マクミラン・リーダーズの
レベル3(1100語レベル)の8冊目として、
イギリスの小説家
アーサー・コナン・ドイル(1859.5-1930.7)の
推理小説『バスカヴィル家の犬』を読みました。
シャーロック・ホームズ・シリーズの
3番目の長編小説であり、
著者42歳の時に、
月刊誌『ストランド The Strand Magazine 』
1901年8月号から1902年4月号まで、
9回に分けて連載され、
連載終了前の1902年3月に
単行本が刊行されました(英国版)。
※米国版は月刊誌『ストランド』
1901年9月から1902年5月まで連載。
単行本は1902年4月に刊行。

________________________________________

問題内容 => 抜粋本文の「マクミラン・リーダーズの」から「Strand Magazine 』」までを、「推理小説」を「探偵小説」と呼び替えて書き直してください。

抽出資料 =>
________________________________________

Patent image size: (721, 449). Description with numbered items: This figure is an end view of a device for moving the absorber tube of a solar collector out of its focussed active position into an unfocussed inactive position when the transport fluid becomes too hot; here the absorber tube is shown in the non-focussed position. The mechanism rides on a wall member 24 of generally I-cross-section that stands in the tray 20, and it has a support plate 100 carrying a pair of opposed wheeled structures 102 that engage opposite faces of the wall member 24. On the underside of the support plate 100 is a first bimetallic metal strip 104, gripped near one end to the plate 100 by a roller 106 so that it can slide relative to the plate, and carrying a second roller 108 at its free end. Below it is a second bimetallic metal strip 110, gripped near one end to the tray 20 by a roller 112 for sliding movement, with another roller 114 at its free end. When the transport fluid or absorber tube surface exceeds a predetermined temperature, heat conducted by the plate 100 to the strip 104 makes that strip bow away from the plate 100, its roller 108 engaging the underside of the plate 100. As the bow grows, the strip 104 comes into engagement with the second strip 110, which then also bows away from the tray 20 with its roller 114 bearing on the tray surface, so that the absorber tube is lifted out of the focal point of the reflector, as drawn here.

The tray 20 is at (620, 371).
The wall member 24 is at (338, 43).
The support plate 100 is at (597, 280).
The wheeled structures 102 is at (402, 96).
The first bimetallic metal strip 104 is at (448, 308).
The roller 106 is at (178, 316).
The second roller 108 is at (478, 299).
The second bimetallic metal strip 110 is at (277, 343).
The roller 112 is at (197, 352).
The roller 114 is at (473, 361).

________________________________________

課題への解答 =>
マクミラン・リーダーズの
レベル3(1100語レベル)の8冊目として、
イギリスの小説家
アーサー・コナン・ドイル(1859.5-1930.7)の
探偵小説『バスカヴィル家の犬』を読みました。
シャーロック・ホームズ・シリーズの
3番目の長編小説であり、
著者42歳の時に、
月刊誌『ストランド The Strand Magazine 』